[Data records]
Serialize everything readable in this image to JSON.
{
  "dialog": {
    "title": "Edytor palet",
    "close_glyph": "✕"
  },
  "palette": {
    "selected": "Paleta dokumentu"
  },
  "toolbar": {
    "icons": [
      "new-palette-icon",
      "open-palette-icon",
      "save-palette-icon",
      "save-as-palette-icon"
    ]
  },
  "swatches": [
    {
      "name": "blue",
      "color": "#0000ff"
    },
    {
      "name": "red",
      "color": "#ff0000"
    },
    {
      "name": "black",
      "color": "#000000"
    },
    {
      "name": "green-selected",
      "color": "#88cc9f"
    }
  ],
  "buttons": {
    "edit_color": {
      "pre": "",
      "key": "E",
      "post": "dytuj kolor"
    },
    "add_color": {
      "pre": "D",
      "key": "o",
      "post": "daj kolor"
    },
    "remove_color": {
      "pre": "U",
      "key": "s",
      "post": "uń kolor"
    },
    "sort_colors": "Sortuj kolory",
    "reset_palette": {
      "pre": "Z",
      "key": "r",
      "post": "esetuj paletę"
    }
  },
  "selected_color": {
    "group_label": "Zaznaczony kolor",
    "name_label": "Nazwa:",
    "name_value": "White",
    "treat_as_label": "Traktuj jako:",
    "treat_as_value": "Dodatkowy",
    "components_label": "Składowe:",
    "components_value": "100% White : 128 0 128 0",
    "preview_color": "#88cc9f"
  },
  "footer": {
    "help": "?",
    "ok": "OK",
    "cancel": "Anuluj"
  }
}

# Task goal:
The records above must be output exactly, in full.

# Answer to this problem:
Serialize everything readable in this image to JSON.
{
  "dialog": {
    "title": "Edytor palet",
    "close_glyph": "✕"
  },
  "palette": {
    "selected": "Paleta dokumentu"
  },
  "toolbar": {
    "icons": [
      "new-palette-icon",
      "open-palette-icon",
      "save-palette-icon",
      "save-as-palette-icon"
    ]
  },
  "swatches": [
    {
      "name": "blue",
      "color": "#0000ff"
    },
    {
      "name": "red",
      "color": "#ff0000"
    },
    {
      "name": "black",
      "color": "#000000"
    },
    {
      "name": "green-selected",
      "color": "#88cc9f"
    }
  ],
  "buttons": {
    "edit_color": {
      "pre": "",
      "key": "E",
      "post": "dytuj kolor"
    },
    "add_color": {
      "pre": "D",
      "key": "o",
      "post": "daj kolor"
    },
    "remove_color": {
      "pre": "U",
      "key": "s",
      "post": "uń kolor"
    },
    "sort_colors": "Sortuj kolory",
    "reset_palette": {
      "pre": "Z",
      "key": "r",
      "post": "esetuj paletę"
    }
  },
  "selected_color": {
    "group_label": "Zaznaczony kolor",
    "name_label": "Nazwa:",
    "name_value": "White",
    "treat_as_label": "Traktuj jako:",
    "treat_as_value": "Dodatkowy",
    "components_label": "Składowe:",
    "components_value": "100% White : 128 0 128 0",
    "preview_color": "#88cc9f"
  },
  "footer": {
    "help": "?",
    "ok": "OK",
    "cancel": "Anuluj"
  }
}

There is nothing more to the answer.